== What the task asks ==
Exclude all pictures, then copy each of the records exactly as written.

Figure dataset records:
───
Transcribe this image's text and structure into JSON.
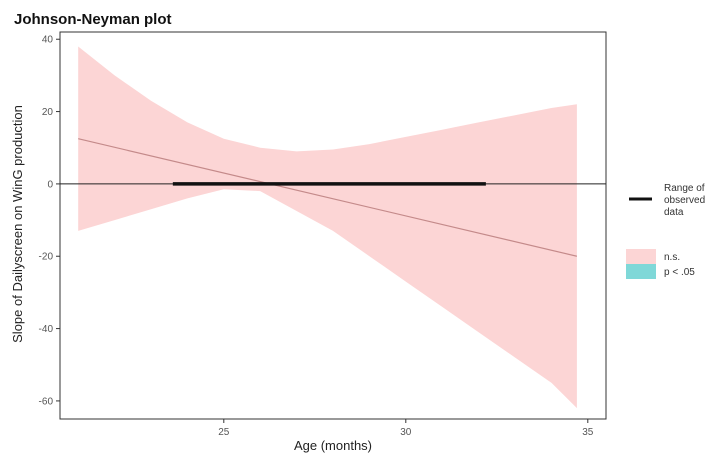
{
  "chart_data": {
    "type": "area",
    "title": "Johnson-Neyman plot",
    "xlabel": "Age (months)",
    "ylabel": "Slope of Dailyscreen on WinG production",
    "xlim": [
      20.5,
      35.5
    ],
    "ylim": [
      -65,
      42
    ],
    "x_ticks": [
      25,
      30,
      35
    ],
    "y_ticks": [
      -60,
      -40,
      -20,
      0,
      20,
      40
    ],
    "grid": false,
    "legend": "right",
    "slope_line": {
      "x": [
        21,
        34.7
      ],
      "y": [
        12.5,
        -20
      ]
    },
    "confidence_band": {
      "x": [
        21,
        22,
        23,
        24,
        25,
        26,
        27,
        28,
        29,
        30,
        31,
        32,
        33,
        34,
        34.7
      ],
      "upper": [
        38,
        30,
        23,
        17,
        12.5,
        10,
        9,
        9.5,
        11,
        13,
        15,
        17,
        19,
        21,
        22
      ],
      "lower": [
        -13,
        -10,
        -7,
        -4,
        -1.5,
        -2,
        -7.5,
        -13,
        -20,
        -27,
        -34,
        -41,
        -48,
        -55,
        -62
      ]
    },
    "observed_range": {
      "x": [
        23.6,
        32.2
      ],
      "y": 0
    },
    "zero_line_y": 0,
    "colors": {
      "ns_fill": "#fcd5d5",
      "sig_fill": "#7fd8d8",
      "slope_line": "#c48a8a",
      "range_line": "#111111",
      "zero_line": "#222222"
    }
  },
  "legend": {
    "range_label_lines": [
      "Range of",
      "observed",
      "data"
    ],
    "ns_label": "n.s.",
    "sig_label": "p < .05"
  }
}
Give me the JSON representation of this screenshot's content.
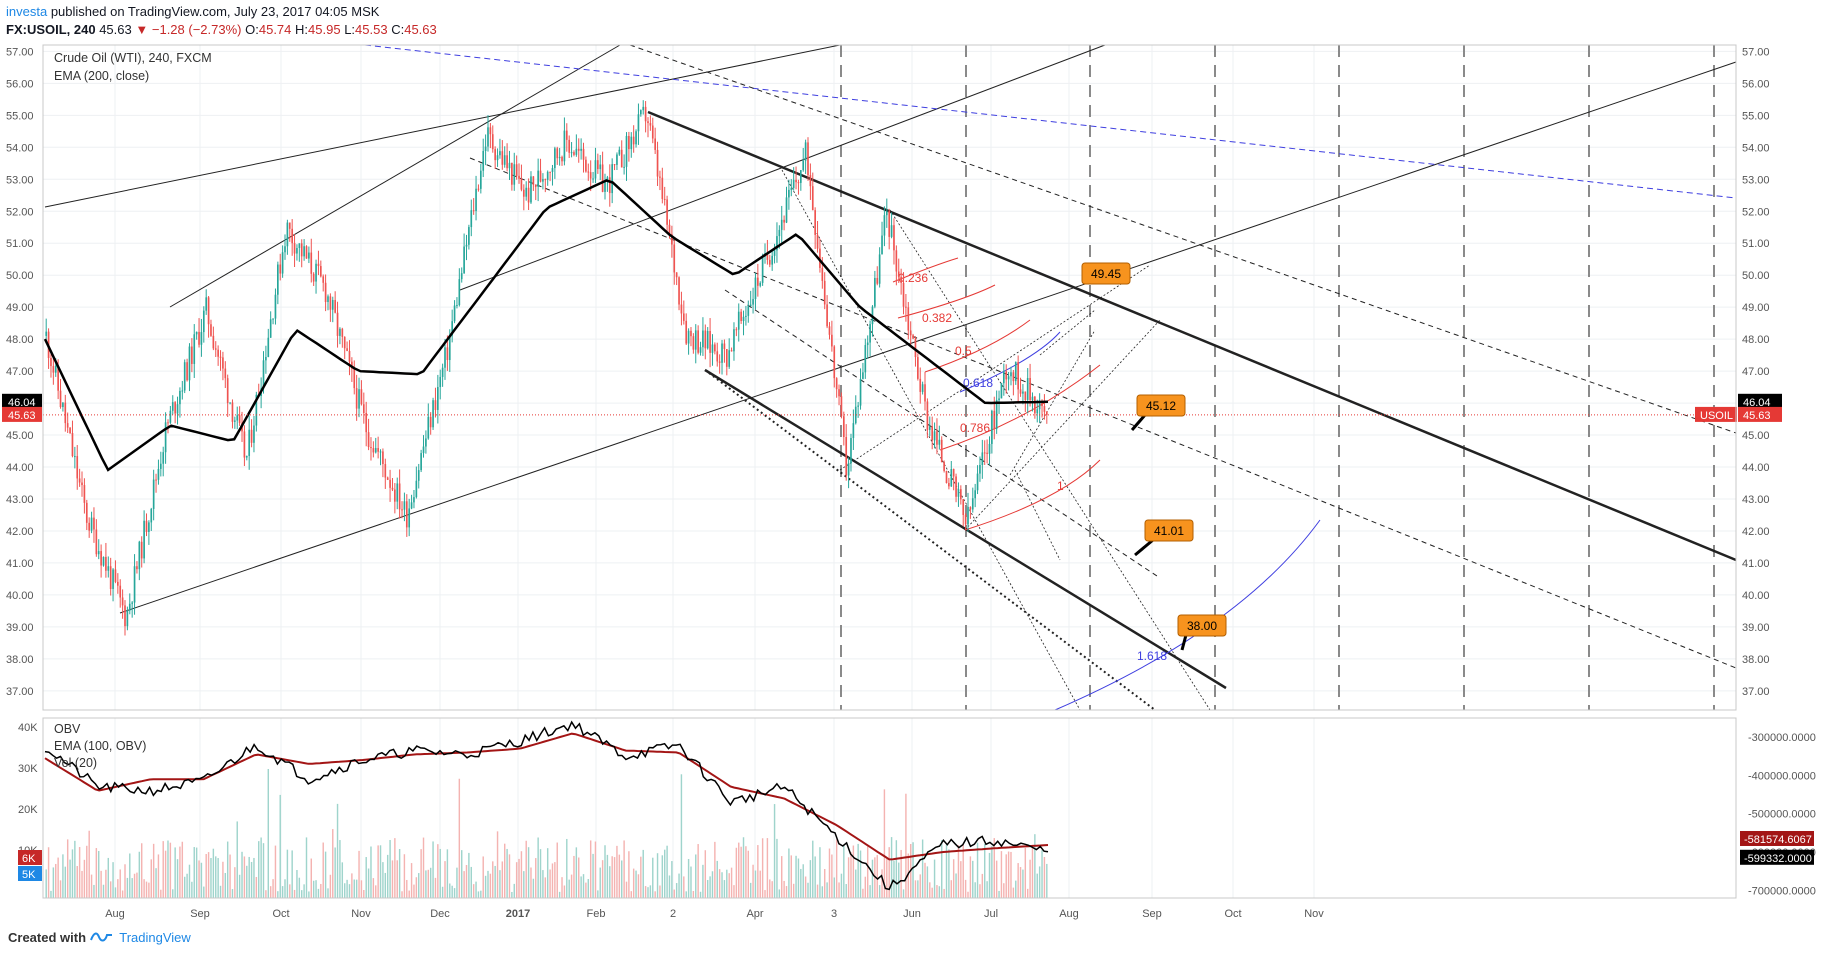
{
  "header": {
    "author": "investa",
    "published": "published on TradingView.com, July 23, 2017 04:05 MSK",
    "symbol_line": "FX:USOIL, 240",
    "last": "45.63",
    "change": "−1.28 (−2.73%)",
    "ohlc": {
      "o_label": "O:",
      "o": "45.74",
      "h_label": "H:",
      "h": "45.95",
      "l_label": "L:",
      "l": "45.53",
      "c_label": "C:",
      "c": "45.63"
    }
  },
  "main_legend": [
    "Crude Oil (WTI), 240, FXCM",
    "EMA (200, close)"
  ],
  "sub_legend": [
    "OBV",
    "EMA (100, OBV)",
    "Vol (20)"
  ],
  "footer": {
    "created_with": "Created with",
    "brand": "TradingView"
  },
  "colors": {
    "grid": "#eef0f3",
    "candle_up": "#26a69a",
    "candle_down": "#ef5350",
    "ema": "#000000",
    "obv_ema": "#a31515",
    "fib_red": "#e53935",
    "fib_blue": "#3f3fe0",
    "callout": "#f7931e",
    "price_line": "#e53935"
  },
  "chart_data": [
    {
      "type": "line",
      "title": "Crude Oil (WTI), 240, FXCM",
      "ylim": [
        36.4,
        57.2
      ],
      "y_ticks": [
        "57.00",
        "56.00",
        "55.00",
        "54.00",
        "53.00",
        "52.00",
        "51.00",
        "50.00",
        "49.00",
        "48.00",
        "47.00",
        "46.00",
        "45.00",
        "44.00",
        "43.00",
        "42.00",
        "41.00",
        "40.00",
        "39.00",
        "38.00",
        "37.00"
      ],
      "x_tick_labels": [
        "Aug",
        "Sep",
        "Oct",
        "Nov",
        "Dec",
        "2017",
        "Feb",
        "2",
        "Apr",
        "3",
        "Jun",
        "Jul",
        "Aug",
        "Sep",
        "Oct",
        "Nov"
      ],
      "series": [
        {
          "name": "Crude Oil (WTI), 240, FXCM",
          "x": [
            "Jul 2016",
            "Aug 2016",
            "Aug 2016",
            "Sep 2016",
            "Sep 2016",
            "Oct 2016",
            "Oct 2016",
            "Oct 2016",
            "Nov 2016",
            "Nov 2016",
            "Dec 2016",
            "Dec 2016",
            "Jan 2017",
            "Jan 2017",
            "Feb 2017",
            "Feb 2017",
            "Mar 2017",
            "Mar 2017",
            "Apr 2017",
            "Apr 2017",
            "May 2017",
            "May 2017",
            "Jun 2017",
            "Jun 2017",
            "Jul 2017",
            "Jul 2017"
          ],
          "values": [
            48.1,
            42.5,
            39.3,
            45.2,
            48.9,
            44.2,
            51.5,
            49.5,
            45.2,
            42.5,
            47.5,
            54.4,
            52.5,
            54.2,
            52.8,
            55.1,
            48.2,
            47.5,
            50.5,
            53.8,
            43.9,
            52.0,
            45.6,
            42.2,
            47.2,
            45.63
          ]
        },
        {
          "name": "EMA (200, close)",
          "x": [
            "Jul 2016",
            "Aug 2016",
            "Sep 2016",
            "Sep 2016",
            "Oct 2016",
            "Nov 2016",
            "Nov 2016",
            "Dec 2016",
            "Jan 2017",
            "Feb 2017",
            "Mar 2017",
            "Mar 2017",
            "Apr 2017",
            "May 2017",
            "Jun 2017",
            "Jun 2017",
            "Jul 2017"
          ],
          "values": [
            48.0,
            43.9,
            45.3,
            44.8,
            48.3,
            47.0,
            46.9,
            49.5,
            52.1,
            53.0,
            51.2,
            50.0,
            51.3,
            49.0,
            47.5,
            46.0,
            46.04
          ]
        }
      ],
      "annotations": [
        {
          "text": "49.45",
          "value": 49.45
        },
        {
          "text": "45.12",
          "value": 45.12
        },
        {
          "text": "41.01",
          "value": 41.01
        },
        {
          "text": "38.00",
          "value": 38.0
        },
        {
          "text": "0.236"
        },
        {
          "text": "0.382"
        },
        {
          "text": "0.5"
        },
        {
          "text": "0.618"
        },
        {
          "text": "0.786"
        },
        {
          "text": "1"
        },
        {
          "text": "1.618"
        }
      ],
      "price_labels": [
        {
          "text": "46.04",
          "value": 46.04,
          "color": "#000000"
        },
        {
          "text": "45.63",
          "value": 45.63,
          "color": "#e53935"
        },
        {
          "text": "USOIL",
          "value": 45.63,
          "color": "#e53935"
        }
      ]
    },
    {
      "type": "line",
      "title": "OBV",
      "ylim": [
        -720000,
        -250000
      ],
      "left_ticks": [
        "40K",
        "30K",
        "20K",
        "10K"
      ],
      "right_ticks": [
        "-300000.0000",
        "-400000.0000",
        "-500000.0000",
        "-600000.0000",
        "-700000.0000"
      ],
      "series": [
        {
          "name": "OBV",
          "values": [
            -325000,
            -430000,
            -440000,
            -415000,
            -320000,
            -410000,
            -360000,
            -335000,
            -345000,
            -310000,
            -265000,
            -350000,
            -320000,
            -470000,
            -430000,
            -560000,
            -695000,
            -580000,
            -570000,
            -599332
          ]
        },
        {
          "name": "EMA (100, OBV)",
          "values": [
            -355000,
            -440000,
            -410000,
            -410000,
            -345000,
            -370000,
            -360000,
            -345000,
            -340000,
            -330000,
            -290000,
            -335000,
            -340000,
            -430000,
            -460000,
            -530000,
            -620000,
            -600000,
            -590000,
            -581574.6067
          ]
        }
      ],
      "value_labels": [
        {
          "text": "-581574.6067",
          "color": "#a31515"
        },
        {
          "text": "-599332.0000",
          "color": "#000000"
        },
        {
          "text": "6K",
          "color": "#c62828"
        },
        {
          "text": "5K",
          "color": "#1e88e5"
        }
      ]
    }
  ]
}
───
== Result of the exercise ==
Transcribe this image's text and structure into JSON.
{
  "chart_data": {
    "type": "area",
    "title": "Johnson-Neyman plot",
    "xlabel": "Age (months)",
    "ylabel": "Slope of Dailyscreen on WinG production",
    "xlim": [
      20.5,
      35.5
    ],
    "ylim": [
      -65,
      42
    ],
    "x_ticks": [
      25,
      30,
      35
    ],
    "y_ticks": [
      -60,
      -40,
      -20,
      0,
      20,
      40
    ],
    "grid": false,
    "legend": "right",
    "slope_line": {
      "x": [
        21,
        34.7
      ],
      "y": [
        12.5,
        -20
      ]
    },
    "confidence_band": {
      "x": [
        21,
        22,
        23,
        24,
        25,
        26,
        27,
        28,
        29,
        30,
        31,
        32,
        33,
        34,
        34.7
      ],
      "upper": [
        38,
        30,
        23,
        17,
        12.5,
        10,
        9,
        9.5,
        11,
        13,
        15,
        17,
        19,
        21,
        22
      ],
      "lower": [
        -13,
        -10,
        -7,
        -4,
        -1.5,
        -2,
        -7.5,
        -13,
        -20,
        -27,
        -34,
        -41,
        -48,
        -55,
        -62
      ]
    },
    "observed_range": {
      "x": [
        23.6,
        32.2
      ],
      "y": 0
    },
    "zero_line_y": 0,
    "colors": {
      "ns_fill": "#fcd5d5",
      "sig_fill": "#7fd8d8",
      "slope_line": "#c48a8a",
      "range_line": "#111111",
      "zero_line": "#222222"
    }
  },
  "legend": {
    "range_label_lines": [
      "Range of",
      "observed",
      "data"
    ],
    "ns_label": "n.s.",
    "sig_label": "p < .05"
  }
}
Give me the JSON representation of this screenshot's content.
{
  "header": {
    "author": "investa",
    "published": "published on TradingView.com, July 23, 2017 04:05 MSK",
    "symbol_line": "FX:USOIL, 240",
    "last": "45.63",
    "change": "−1.28 (−2.73%)",
    "ohlc": {
      "o_label": "O:",
      "o": "45.74",
      "h_label": "H:",
      "h": "45.95",
      "l_label": "L:",
      "l": "45.53",
      "c_label": "C:",
      "c": "45.63"
    }
  },
  "main_legend": [
    "Crude Oil (WTI), 240, FXCM",
    "EMA (200, close)"
  ],
  "sub_legend": [
    "OBV",
    "EMA (100, OBV)",
    "Vol (20)"
  ],
  "footer": {
    "created_with": "Created with",
    "brand": "TradingView"
  },
  "colors": {
    "grid": "#eef0f3",
    "candle_up": "#26a69a",
    "candle_down": "#ef5350",
    "ema": "#000000",
    "obv_ema": "#a31515",
    "fib_red": "#e53935",
    "fib_blue": "#3f3fe0",
    "callout": "#f7931e",
    "price_line": "#e53935"
  },
  "chart_data": [
    {
      "type": "line",
      "title": "Crude Oil (WTI), 240, FXCM",
      "ylim": [
        36.4,
        57.2
      ],
      "y_ticks": [
        "57.00",
        "56.00",
        "55.00",
        "54.00",
        "53.00",
        "52.00",
        "51.00",
        "50.00",
        "49.00",
        "48.00",
        "47.00",
        "46.00",
        "45.00",
        "44.00",
        "43.00",
        "42.00",
        "41.00",
        "40.00",
        "39.00",
        "38.00",
        "37.00"
      ],
      "x_tick_labels": [
        "Aug",
        "Sep",
        "Oct",
        "Nov",
        "Dec",
        "2017",
        "Feb",
        "2",
        "Apr",
        "3",
        "Jun",
        "Jul",
        "Aug",
        "Sep",
        "Oct",
        "Nov"
      ],
      "series": [
        {
          "name": "Crude Oil (WTI), 240, FXCM",
          "x": [
            "Jul 2016",
            "Aug 2016",
            "Aug 2016",
            "Sep 2016",
            "Sep 2016",
            "Oct 2016",
            "Oct 2016",
            "Oct 2016",
            "Nov 2016",
            "Nov 2016",
            "Dec 2016",
            "Dec 2016",
            "Jan 2017",
            "Jan 2017",
            "Feb 2017",
            "Feb 2017",
            "Mar 2017",
            "Mar 2017",
            "Apr 2017",
            "Apr 2017",
            "May 2017",
            "May 2017",
            "Jun 2017",
            "Jun 2017",
            "Jul 2017",
            "Jul 2017"
          ],
          "values": [
            48.1,
            42.5,
            39.3,
            45.2,
            48.9,
            44.2,
            51.5,
            49.5,
            45.2,
            42.5,
            47.5,
            54.4,
            52.5,
            54.2,
            52.8,
            55.1,
            48.2,
            47.5,
            50.5,
            53.8,
            43.9,
            52.0,
            45.6,
            42.2,
            47.2,
            45.63
          ]
        },
        {
          "name": "EMA (200, close)",
          "x": [
            "Jul 2016",
            "Aug 2016",
            "Sep 2016",
            "Sep 2016",
            "Oct 2016",
            "Nov 2016",
            "Nov 2016",
            "Dec 2016",
            "Jan 2017",
            "Feb 2017",
            "Mar 2017",
            "Mar 2017",
            "Apr 2017",
            "May 2017",
            "Jun 2017",
            "Jun 2017",
            "Jul 2017"
          ],
          "values": [
            48.0,
            43.9,
            45.3,
            44.8,
            48.3,
            47.0,
            46.9,
            49.5,
            52.1,
            53.0,
            51.2,
            50.0,
            51.3,
            49.0,
            47.5,
            46.0,
            46.04
          ]
        }
      ],
      "annotations": [
        {
          "text": "49.45",
          "value": 49.45
        },
        {
          "text": "45.12",
          "value": 45.12
        },
        {
          "text": "41.01",
          "value": 41.01
        },
        {
          "text": "38.00",
          "value": 38.0
        },
        {
          "text": "0.236"
        },
        {
          "text": "0.382"
        },
        {
          "text": "0.5"
        },
        {
          "text": "0.618"
        },
        {
          "text": "0.786"
        },
        {
          "text": "1"
        },
        {
          "text": "1.618"
        }
      ],
      "price_labels": [
        {
          "text": "46.04",
          "value": 46.04,
          "color": "#000000"
        },
        {
          "text": "45.63",
          "value": 45.63,
          "color": "#e53935"
        },
        {
          "text": "USOIL",
          "value": 45.63,
          "color": "#e53935"
        }
      ]
    },
    {
      "type": "line",
      "title": "OBV",
      "ylim": [
        -720000,
        -250000
      ],
      "left_ticks": [
        "40K",
        "30K",
        "20K",
        "10K"
      ],
      "right_ticks": [
        "-300000.0000",
        "-400000.0000",
        "-500000.0000",
        "-600000.0000",
        "-700000.0000"
      ],
      "series": [
        {
          "name": "OBV",
          "values": [
            -325000,
            -430000,
            -440000,
            -415000,
            -320000,
            -410000,
            -360000,
            -335000,
            -345000,
            -310000,
            -265000,
            -350000,
            -320000,
            -470000,
            -430000,
            -560000,
            -695000,
            -580000,
            -570000,
            -599332
          ]
        },
        {
          "name": "EMA (100, OBV)",
          "values": [
            -355000,
            -440000,
            -410000,
            -410000,
            -345000,
            -370000,
            -360000,
            -345000,
            -340000,
            -330000,
            -290000,
            -335000,
            -340000,
            -430000,
            -460000,
            -530000,
            -620000,
            -600000,
            -590000,
            -581574.6067
          ]
        }
      ],
      "value_labels": [
        {
          "text": "-581574.6067",
          "color": "#a31515"
        },
        {
          "text": "-599332.0000",
          "color": "#000000"
        },
        {
          "text": "6K",
          "color": "#c62828"
        },
        {
          "text": "5K",
          "color": "#1e88e5"
        }
      ]
    }
  ]
}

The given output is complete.